[Dataset excerpt]

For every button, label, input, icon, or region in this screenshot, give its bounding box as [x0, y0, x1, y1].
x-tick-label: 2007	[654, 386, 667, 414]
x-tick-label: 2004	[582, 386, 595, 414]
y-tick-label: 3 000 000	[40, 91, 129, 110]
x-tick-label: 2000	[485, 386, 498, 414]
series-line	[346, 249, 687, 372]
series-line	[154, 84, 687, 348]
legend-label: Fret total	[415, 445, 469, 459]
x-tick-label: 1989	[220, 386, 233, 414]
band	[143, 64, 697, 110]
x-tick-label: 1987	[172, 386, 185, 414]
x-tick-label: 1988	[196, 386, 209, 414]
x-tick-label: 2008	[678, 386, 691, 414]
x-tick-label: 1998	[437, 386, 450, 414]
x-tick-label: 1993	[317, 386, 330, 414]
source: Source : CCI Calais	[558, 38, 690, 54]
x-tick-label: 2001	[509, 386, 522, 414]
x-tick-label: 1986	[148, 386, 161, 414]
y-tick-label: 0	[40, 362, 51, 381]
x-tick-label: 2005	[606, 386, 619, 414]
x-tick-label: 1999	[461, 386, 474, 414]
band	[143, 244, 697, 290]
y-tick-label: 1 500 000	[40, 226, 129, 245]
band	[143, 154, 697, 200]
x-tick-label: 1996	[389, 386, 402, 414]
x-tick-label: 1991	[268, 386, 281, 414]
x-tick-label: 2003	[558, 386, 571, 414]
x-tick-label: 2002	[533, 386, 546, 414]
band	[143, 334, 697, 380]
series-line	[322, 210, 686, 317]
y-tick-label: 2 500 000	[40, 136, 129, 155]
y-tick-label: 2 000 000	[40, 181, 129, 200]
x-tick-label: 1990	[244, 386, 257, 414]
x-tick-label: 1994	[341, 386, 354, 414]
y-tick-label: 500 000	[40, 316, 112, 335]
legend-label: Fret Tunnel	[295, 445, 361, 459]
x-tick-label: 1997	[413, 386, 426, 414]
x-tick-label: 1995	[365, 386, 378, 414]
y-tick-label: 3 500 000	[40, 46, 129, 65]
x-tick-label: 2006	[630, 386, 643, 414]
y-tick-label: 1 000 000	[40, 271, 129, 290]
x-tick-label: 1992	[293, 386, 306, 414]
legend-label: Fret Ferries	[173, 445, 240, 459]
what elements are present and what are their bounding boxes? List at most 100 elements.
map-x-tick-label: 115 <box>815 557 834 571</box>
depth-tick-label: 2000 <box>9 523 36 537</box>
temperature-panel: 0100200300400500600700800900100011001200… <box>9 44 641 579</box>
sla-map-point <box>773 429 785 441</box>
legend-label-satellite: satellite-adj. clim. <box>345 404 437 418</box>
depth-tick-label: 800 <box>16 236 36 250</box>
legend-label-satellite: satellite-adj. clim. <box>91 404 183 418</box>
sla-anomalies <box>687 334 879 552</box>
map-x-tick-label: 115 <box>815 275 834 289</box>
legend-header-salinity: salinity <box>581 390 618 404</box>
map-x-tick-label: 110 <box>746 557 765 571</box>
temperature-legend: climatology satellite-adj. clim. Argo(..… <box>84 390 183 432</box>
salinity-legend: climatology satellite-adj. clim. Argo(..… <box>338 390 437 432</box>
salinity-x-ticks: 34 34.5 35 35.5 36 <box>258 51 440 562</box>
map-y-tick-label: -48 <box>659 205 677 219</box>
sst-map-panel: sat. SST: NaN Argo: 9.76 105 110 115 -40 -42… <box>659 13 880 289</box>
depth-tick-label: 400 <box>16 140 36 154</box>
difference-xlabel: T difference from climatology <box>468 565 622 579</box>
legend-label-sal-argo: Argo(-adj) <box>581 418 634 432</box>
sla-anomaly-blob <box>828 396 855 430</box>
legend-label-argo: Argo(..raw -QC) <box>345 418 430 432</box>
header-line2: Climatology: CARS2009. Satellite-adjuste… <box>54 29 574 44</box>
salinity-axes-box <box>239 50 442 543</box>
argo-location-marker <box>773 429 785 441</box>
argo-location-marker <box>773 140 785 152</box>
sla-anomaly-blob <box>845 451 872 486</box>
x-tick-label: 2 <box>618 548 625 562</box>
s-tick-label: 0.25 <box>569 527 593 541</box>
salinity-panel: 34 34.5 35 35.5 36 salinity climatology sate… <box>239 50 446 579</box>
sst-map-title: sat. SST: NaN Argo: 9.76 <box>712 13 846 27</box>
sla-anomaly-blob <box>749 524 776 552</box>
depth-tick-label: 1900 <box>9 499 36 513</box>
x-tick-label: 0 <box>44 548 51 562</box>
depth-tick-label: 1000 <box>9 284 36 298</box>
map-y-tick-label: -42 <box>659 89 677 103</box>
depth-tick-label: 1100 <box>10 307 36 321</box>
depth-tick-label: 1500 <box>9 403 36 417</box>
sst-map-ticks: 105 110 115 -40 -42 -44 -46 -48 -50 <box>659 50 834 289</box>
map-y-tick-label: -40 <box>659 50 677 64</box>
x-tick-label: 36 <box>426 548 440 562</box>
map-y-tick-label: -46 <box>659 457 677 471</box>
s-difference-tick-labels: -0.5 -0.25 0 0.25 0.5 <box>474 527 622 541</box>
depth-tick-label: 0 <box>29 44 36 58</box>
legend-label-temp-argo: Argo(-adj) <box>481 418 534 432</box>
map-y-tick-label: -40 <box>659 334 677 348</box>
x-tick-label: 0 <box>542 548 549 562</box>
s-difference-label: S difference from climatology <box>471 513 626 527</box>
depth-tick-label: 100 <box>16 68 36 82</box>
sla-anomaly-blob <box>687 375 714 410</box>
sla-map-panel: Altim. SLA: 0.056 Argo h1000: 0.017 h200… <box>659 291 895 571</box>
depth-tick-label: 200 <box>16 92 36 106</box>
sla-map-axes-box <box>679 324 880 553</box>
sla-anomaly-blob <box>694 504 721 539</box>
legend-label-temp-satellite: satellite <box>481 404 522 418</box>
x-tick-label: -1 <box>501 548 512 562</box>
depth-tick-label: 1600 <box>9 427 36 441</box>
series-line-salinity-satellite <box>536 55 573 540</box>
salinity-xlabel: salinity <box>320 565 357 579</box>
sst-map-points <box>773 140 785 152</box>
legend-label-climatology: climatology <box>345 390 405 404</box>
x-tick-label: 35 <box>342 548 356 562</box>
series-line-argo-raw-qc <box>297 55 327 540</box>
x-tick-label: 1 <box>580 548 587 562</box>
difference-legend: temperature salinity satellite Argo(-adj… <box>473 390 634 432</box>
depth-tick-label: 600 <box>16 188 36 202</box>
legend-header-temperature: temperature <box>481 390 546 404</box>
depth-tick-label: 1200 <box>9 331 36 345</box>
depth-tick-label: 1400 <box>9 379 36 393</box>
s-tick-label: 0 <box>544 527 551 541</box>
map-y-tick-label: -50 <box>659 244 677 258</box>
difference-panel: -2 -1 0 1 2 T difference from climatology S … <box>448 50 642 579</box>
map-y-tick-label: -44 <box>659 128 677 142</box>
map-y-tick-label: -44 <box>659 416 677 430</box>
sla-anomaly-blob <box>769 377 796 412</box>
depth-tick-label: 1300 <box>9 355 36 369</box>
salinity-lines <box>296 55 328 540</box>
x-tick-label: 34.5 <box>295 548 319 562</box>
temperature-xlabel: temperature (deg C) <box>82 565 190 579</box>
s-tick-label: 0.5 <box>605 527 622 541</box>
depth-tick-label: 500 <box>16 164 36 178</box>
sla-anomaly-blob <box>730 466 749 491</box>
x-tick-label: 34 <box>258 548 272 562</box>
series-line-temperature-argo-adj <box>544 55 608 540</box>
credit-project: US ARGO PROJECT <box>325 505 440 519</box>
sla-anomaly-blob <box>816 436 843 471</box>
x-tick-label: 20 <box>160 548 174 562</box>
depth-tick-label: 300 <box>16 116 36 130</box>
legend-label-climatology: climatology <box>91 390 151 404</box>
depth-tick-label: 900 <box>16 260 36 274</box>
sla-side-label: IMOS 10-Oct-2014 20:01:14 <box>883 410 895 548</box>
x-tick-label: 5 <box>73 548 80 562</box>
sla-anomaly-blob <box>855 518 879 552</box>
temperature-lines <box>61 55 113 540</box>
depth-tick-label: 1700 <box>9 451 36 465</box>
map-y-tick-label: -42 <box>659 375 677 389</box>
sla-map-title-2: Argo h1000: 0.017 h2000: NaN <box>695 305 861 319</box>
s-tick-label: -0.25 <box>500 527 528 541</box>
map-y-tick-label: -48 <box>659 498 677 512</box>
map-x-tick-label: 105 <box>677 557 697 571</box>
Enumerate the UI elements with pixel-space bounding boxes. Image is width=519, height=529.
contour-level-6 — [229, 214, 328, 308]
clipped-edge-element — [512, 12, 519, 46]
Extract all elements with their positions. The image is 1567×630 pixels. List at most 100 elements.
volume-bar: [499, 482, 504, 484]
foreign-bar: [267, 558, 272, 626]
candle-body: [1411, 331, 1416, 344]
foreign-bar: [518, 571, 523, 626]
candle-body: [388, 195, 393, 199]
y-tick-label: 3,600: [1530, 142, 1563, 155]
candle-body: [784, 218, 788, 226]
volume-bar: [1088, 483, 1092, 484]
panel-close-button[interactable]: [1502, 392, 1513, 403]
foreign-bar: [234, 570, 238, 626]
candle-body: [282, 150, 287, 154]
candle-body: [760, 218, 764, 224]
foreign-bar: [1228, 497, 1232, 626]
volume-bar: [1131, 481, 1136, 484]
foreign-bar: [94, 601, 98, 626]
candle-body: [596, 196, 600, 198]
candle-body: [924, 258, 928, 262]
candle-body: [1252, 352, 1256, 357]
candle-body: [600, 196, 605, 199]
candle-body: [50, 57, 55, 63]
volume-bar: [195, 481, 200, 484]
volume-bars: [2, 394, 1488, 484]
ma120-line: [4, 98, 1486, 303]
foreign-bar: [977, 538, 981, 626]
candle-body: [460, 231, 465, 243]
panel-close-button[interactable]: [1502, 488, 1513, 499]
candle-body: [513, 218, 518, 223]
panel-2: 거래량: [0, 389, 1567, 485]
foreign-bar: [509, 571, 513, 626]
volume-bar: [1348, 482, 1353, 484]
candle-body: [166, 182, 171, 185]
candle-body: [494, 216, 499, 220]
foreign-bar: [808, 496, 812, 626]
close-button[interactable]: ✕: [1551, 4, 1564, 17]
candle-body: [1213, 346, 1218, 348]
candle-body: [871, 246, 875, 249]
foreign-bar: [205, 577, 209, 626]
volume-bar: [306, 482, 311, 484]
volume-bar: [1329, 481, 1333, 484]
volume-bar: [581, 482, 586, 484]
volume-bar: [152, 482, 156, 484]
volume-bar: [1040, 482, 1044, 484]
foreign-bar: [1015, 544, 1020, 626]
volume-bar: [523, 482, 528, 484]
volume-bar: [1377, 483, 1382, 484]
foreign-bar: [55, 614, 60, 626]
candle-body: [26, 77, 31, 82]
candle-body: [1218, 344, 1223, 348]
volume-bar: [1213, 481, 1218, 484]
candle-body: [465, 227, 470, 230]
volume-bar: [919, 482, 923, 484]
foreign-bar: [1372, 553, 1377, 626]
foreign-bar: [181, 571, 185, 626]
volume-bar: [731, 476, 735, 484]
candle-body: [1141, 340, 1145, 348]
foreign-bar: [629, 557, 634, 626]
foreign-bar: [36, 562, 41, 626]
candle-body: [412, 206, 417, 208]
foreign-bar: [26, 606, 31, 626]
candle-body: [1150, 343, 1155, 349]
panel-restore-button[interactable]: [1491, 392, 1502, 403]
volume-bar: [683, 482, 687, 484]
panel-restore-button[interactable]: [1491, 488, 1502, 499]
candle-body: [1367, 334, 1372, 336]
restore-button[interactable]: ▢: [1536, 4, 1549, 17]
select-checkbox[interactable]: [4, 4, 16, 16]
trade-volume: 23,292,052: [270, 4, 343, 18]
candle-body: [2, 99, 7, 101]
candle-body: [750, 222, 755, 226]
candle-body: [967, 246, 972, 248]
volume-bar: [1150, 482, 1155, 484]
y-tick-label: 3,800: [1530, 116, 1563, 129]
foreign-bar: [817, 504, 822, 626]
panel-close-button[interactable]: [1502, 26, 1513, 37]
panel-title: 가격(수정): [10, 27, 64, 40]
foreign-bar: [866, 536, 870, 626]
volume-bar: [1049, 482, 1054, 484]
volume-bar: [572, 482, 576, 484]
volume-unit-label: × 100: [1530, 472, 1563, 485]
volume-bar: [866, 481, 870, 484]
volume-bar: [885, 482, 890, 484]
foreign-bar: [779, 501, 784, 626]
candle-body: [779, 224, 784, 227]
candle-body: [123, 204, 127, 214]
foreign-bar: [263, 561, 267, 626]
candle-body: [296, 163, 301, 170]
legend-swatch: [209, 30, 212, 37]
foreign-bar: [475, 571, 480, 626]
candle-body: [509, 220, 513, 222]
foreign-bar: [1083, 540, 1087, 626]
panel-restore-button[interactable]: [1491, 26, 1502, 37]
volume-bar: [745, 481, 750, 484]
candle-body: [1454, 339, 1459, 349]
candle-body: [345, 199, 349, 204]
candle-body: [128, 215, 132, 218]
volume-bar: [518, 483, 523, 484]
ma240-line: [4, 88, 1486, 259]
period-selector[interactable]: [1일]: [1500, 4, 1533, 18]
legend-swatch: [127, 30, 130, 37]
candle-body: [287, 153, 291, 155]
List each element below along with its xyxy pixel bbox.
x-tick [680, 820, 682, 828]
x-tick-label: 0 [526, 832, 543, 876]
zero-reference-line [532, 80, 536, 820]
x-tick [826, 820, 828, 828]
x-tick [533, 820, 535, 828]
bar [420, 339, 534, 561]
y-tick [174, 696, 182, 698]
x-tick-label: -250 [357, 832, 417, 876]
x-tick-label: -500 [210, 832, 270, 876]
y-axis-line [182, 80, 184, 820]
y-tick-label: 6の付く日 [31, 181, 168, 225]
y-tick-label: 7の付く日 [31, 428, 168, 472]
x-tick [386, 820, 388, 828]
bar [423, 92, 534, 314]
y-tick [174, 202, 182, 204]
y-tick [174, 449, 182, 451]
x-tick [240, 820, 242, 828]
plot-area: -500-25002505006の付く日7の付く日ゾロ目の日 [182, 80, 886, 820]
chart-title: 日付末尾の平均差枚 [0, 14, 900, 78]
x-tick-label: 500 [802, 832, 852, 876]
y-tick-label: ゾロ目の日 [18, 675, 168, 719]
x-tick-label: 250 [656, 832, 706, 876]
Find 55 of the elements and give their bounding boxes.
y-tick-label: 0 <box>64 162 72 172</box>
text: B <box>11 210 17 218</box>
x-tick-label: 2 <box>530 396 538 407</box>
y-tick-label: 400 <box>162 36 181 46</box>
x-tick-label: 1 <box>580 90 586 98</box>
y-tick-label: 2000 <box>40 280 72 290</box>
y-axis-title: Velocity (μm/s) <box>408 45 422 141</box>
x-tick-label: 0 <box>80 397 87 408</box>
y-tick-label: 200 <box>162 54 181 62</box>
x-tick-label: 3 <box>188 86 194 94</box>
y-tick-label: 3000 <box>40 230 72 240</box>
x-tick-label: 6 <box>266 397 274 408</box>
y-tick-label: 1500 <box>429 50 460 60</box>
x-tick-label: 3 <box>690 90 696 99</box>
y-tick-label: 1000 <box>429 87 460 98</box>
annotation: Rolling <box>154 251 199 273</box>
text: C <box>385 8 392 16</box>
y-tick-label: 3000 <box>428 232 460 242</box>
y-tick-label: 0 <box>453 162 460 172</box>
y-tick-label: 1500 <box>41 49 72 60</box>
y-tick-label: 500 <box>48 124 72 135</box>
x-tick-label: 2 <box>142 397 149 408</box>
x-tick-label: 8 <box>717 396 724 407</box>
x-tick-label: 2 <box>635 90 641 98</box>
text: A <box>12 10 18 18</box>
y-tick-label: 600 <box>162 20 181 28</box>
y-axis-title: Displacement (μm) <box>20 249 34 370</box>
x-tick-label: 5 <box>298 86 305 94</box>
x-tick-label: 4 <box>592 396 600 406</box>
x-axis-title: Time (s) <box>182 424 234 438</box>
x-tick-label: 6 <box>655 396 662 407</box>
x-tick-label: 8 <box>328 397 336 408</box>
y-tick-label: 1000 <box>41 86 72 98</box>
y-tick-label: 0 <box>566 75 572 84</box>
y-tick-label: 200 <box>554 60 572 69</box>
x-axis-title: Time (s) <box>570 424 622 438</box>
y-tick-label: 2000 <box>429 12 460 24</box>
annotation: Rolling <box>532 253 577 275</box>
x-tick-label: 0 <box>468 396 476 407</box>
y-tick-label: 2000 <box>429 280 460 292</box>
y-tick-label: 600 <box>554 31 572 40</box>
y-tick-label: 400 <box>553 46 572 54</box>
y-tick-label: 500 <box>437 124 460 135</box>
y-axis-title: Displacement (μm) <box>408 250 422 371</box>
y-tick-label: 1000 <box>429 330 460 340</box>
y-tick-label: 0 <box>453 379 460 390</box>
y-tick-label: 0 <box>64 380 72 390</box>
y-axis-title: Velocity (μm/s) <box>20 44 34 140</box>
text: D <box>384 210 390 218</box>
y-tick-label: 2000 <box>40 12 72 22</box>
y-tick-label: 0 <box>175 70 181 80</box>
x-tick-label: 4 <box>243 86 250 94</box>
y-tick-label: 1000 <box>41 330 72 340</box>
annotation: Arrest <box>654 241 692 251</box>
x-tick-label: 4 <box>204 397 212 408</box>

DIRECTION: Can you copy out, word for word, the stretch of the material from its first line through the line containing "depth-tick-label: 2000 <box>9", both ends included?

COMPLETE ANSWER:
For every button, label, input, icon, or region in this screenshot, give its bounding box as [x0, y0, x1, y1].
x-tick-label: 2007	[654, 386, 667, 414]
x-tick-label: 2004	[582, 386, 595, 414]
y-tick-label: 3 000 000	[40, 91, 129, 110]
x-tick-label: 2000	[485, 386, 498, 414]
series-line	[346, 249, 687, 372]
series-line	[154, 84, 687, 348]
legend-label: Fret total	[415, 445, 469, 459]
x-tick-label: 1989	[220, 386, 233, 414]
band	[143, 64, 697, 110]
x-tick-label: 1987	[172, 386, 185, 414]
x-tick-label: 1988	[196, 386, 209, 414]
x-tick-label: 2008	[678, 386, 691, 414]
x-tick-label: 1998	[437, 386, 450, 414]
x-tick-label: 1993	[317, 386, 330, 414]
source: Source : CCI Calais	[558, 38, 690, 54]
x-tick-label: 2001	[509, 386, 522, 414]
x-tick-label: 1986	[148, 386, 161, 414]
y-tick-label: 0	[40, 362, 51, 381]
x-tick-label: 2005	[606, 386, 619, 414]
x-tick-label: 1999	[461, 386, 474, 414]
band	[143, 244, 697, 290]
y-tick-label: 1 500 000	[40, 226, 129, 245]
band	[143, 154, 697, 200]
x-tick-label: 1996	[389, 386, 402, 414]
x-tick-label: 1991	[268, 386, 281, 414]
x-tick-label: 2003	[558, 386, 571, 414]
x-tick-label: 2002	[533, 386, 546, 414]
band	[143, 334, 697, 380]
series-line	[322, 210, 686, 317]
y-tick-label: 2 500 000	[40, 136, 129, 155]
y-tick-label: 2 000 000	[40, 181, 129, 200]
x-tick-label: 1990	[244, 386, 257, 414]
x-tick-label: 1994	[341, 386, 354, 414]
y-tick-label: 500 000	[40, 316, 112, 335]
legend-label: Fret Tunnel	[295, 445, 361, 459]
x-tick-label: 1997	[413, 386, 426, 414]
x-tick-label: 1995	[365, 386, 378, 414]
y-tick-label: 3 500 000	[40, 46, 129, 65]
x-tick-label: 2006	[630, 386, 643, 414]
y-tick-label: 1 000 000	[40, 271, 129, 290]
x-tick-label: 1992	[293, 386, 306, 414]
legend-label: Fret Ferries	[173, 445, 240, 459]
what elements are present and what are their bounding boxes? List at most 100 elements.
map-x-tick-label: 115 <box>815 557 834 571</box>
depth-tick-label: 2000 <box>9 523 36 537</box>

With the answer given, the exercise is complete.